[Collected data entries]
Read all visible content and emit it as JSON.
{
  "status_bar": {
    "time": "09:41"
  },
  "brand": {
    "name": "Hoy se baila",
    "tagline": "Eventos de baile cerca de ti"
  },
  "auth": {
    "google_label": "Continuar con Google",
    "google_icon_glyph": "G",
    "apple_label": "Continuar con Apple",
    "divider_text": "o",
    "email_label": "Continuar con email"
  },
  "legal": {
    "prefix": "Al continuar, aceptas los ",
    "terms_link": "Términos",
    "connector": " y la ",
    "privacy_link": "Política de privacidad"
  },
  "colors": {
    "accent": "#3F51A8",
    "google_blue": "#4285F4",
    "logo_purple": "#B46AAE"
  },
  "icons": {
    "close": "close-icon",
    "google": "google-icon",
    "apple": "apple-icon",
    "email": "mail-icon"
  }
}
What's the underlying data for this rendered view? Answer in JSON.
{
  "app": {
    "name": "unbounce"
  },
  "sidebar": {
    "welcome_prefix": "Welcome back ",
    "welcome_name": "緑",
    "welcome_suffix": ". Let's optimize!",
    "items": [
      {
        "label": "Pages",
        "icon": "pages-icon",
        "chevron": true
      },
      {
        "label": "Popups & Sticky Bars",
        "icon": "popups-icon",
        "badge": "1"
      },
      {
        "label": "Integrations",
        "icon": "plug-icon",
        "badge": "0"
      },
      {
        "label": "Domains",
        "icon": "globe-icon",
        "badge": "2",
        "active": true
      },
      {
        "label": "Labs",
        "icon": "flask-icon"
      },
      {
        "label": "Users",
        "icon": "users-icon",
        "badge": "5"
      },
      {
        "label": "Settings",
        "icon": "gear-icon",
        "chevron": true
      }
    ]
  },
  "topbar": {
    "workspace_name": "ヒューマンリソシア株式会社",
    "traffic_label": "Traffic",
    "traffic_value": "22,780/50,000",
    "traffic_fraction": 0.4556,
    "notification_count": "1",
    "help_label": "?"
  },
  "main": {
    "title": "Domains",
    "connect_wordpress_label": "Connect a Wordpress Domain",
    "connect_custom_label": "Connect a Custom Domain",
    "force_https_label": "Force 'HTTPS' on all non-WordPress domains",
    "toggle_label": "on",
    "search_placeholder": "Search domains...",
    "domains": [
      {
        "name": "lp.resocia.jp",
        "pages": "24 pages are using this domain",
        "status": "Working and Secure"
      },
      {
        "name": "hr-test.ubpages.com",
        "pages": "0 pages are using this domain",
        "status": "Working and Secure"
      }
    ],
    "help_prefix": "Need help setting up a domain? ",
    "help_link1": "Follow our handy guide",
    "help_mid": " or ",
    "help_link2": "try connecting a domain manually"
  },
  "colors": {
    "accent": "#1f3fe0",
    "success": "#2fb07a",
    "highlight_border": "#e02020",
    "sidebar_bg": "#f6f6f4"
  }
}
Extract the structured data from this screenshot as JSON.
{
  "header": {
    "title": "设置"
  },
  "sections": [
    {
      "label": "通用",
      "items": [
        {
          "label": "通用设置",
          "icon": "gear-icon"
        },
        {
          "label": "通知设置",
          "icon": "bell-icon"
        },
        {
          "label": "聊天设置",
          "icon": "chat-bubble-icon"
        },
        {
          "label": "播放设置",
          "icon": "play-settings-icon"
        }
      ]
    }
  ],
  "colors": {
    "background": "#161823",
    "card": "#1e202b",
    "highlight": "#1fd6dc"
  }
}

■ **WHAT THE TASK ASKS**: Show the lines that mention the word "this".

■ **RESPONSE TO THE EXERCISE**:
What's the underlying data for this rendered view? Answer in JSON.
        "pages": "24 pages are using this domain",
        "pages": "0 pages are using this domain",
Extract the structured data from this screenshot as JSON.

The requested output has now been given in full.